### Your objective:
Extract all of the entries and set them down verbatim.

### Data records:
* * * * * * * * *

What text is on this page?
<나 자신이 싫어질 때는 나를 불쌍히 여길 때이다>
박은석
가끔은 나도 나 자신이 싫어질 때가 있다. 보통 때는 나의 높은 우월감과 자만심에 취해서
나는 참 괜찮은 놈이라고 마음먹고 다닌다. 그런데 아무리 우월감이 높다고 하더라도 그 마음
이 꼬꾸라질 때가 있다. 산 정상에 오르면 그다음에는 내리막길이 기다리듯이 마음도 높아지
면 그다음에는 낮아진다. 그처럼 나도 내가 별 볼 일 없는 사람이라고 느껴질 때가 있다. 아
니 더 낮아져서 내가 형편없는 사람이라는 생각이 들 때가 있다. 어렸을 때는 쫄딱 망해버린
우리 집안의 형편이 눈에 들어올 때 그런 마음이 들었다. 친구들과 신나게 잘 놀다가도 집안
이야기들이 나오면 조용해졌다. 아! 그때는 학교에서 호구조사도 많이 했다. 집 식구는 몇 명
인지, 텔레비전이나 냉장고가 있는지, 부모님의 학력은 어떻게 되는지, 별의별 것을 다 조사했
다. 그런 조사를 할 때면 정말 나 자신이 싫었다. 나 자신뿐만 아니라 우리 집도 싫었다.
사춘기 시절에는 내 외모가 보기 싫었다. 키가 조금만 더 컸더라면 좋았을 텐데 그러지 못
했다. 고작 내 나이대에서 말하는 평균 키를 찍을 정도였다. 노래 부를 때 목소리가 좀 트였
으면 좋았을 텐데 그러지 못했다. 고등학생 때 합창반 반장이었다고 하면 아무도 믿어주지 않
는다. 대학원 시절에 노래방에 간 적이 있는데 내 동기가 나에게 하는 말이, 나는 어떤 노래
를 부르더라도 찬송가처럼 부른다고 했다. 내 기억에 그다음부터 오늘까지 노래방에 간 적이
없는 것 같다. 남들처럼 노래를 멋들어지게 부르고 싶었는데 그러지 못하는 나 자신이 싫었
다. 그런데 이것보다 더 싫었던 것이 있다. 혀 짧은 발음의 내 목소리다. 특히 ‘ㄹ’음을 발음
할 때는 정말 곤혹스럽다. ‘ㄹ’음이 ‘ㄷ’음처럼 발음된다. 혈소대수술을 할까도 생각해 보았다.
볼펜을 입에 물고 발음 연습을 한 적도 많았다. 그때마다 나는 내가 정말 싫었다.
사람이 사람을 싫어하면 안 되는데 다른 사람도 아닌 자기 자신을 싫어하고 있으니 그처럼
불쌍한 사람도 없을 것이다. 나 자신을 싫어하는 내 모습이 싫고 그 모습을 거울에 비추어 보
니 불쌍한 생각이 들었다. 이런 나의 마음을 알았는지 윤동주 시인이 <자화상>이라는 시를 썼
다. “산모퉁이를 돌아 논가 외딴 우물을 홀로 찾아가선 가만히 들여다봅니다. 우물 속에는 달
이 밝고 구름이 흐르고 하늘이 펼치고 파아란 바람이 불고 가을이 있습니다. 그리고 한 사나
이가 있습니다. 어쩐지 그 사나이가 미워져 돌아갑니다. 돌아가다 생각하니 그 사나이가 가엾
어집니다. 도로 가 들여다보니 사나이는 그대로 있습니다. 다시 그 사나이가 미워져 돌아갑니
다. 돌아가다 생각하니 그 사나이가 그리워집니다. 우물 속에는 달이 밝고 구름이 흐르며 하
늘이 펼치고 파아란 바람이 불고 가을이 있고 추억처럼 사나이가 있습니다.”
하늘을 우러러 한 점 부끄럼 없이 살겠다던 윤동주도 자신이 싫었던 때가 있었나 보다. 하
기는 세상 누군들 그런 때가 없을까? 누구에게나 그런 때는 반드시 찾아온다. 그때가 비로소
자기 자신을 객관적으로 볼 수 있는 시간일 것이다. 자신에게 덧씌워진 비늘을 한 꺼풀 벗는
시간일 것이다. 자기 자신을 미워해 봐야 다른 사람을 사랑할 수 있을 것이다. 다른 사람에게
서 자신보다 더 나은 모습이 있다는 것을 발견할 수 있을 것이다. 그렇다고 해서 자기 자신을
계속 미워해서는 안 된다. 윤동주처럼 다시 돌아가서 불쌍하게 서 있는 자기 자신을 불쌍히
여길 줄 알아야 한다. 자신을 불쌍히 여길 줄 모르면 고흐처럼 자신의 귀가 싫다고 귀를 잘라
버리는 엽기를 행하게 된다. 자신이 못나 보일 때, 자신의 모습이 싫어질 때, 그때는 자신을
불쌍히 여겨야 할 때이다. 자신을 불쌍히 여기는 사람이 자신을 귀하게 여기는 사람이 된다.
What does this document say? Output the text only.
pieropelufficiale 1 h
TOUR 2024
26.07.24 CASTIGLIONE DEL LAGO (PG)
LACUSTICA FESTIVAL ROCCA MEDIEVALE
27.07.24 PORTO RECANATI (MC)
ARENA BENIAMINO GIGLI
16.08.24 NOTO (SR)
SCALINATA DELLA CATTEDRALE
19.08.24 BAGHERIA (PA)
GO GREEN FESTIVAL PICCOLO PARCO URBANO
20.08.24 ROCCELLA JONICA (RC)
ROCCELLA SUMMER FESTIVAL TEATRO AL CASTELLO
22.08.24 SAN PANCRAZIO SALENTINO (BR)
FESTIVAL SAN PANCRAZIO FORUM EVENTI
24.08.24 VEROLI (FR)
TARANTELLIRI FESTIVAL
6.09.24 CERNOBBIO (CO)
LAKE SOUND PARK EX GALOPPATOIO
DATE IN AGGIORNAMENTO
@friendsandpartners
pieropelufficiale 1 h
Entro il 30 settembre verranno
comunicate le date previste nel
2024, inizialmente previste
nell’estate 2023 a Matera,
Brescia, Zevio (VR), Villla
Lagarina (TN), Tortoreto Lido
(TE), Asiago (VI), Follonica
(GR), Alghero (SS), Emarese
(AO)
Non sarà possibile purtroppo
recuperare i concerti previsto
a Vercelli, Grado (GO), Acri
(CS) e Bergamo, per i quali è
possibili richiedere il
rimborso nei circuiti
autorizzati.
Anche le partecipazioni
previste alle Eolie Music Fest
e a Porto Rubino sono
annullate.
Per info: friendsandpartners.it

* * * * * * * * *

### Solution for this exercise:
What text is on this page?
<나 자신이 싫어질 때는 나를 불쌍히 여길 때이다>
박은석
가끔은 나도 나 자신이 싫어질 때가 있다. 보통 때는 나의 높은 우월감과 자만심에 취해서
나는 참 괜찮은 놈이라고 마음먹고 다닌다. 그런데 아무리 우월감이 높다고 하더라도 그 마음
이 꼬꾸라질 때가 있다. 산 정상에 오르면 그다음에는 내리막길이 기다리듯이 마음도 높아지
면 그다음에는 낮아진다. 그처럼 나도 내가 별 볼 일 없는 사람이라고 느껴질 때가 있다. 아
니 더 낮아져서 내가 형편없는 사람이라는 생각이 들 때가 있다. 어렸을 때는 쫄딱 망해버린
우리 집안의 형편이 눈에 들어올 때 그런 마음이 들었다. 친구들과 신나게 잘 놀다가도 집안
이야기들이 나오면 조용해졌다. 아! 그때는 학교에서 호구조사도 많이 했다. 집 식구는 몇 명
인지, 텔레비전이나 냉장고가 있는지, 부모님의 학력은 어떻게 되는지, 별의별 것을 다 조사했
다. 그런 조사를 할 때면 정말 나 자신이 싫었다. 나 자신뿐만 아니라 우리 집도 싫었다.
사춘기 시절에는 내 외모가 보기 싫었다. 키가 조금만 더 컸더라면 좋았을 텐데 그러지 못
했다. 고작 내 나이대에서 말하는 평균 키를 찍을 정도였다. 노래 부를 때 목소리가 좀 트였
으면 좋았을 텐데 그러지 못했다. 고등학생 때 합창반 반장이었다고 하면 아무도 믿어주지 않
는다. 대학원 시절에 노래방에 간 적이 있는데 내 동기가 나에게 하는 말이, 나는 어떤 노래
를 부르더라도 찬송가처럼 부른다고 했다. 내 기억에 그다음부터 오늘까지 노래방에 간 적이
없는 것 같다. 남들처럼 노래를 멋들어지게 부르고 싶었는데 그러지 못하는 나 자신이 싫었
다. 그런데 이것보다 더 싫었던 것이 있다. 혀 짧은 발음의 내 목소리다. 특히 ‘ㄹ’음을 발음
할 때는 정말 곤혹스럽다. ‘ㄹ’음이 ‘ㄷ’음처럼 발음된다. 혈소대수술을 할까도 생각해 보았다.
볼펜을 입에 물고 발음 연습을 한 적도 많았다. 그때마다 나는 내가 정말 싫었다.
사람이 사람을 싫어하면 안 되는데 다른 사람도 아닌 자기 자신을 싫어하고 있으니 그처럼
불쌍한 사람도 없을 것이다. 나 자신을 싫어하는 내 모습이 싫고 그 모습을 거울에 비추어 보
니 불쌍한 생각이 들었다. 이런 나의 마음을 알았는지 윤동주 시인이 <자화상>이라는 시를 썼
다. “산모퉁이를 돌아 논가 외딴 우물을 홀로 찾아가선 가만히 들여다봅니다. 우물 속에는 달
이 밝고 구름이 흐르고 하늘이 펼치고 파아란 바람이 불고 가을이 있습니다. 그리고 한 사나
이가 있습니다. 어쩐지 그 사나이가 미워져 돌아갑니다. 돌아가다 생각하니 그 사나이가 가엾
어집니다. 도로 가 들여다보니 사나이는 그대로 있습니다. 다시 그 사나이가 미워져 돌아갑니
다. 돌아가다 생각하니 그 사나이가 그리워집니다. 우물 속에는 달이 밝고 구름이 흐르며 하
늘이 펼치고 파아란 바람이 불고 가을이 있고 추억처럼 사나이가 있습니다.”
하늘을 우러러 한 점 부끄럼 없이 살겠다던 윤동주도 자신이 싫었던 때가 있었나 보다. 하
기는 세상 누군들 그런 때가 없을까? 누구에게나 그런 때는 반드시 찾아온다. 그때가 비로소
자기 자신을 객관적으로 볼 수 있는 시간일 것이다. 자신에게 덧씌워진 비늘을 한 꺼풀 벗는
시간일 것이다. 자기 자신을 미워해 봐야 다른 사람을 사랑할 수 있을 것이다. 다른 사람에게
서 자신보다 더 나은 모습이 있다는 것을 발견할 수 있을 것이다. 그렇다고 해서 자기 자신을
계속 미워해서는 안 된다. 윤동주처럼 다시 돌아가서 불쌍하게 서 있는 자기 자신을 불쌍히
여길 줄 알아야 한다. 자신을 불쌍히 여길 줄 모르면 고흐처럼 자신의 귀가 싫다고 귀를 잘라
버리는 엽기를 행하게 된다. 자신이 못나 보일 때, 자신의 모습이 싫어질 때, 그때는 자신을
불쌍히 여겨야 할 때이다. 자신을 불쌍히 여기는 사람이 자신을 귀하게 여기는 사람이 된다.
What does this document say? Output the text only.
pieropelufficiale 1 h
TOUR 2024
26.07.24 CASTIGLIONE DEL LAGO (PG)
LACUSTICA FESTIVAL ROCCA MEDIEVALE
27.07.24 PORTO RECANATI (MC)
ARENA BENIAMINO GIGLI
16.08.24 NOTO (SR)
SCALINATA DELLA CATTEDRALE
19.08.24 BAGHERIA (PA)
GO GREEN FESTIVAL PICCOLO PARCO URBANO
20.08.24 ROCCELLA JONICA (RC)
ROCCELLA SUMMER FESTIVAL TEATRO AL CASTELLO
22.08.24 SAN PANCRAZIO SALENTINO (BR)
FESTIVAL SAN PANCRAZIO FORUM EVENTI
24.08.24 VEROLI (FR)
TARANTELLIRI FESTIVAL
6.09.24 CERNOBBIO (CO)
LAKE SOUND PARK EX GALOPPATOIO
DATE IN AGGIORNAMENTO
@friendsandpartners
pieropelufficiale 1 h
Entro il 30 settembre verranno
comunicate le date previste nel
2024, inizialmente previste
nell’estate 2023 a Matera,
Brescia, Zevio (VR), Villla
Lagarina (TN), Tortoreto Lido
(TE), Asiago (VI), Follonica
(GR), Alghero (SS), Emarese
(AO)
Non sarà possibile purtroppo
recuperare i concerti previsto
a Vercelli, Grado (GO), Acri
(CS) e Bergamo, per i quali è
possibili richiedere il
rimborso nei circuiti
autorizzati.
Anche le partecipazioni
previste alle Eolie Music Fest
e a Porto Rubino sono
annullate.
Per info: friendsandpartners.it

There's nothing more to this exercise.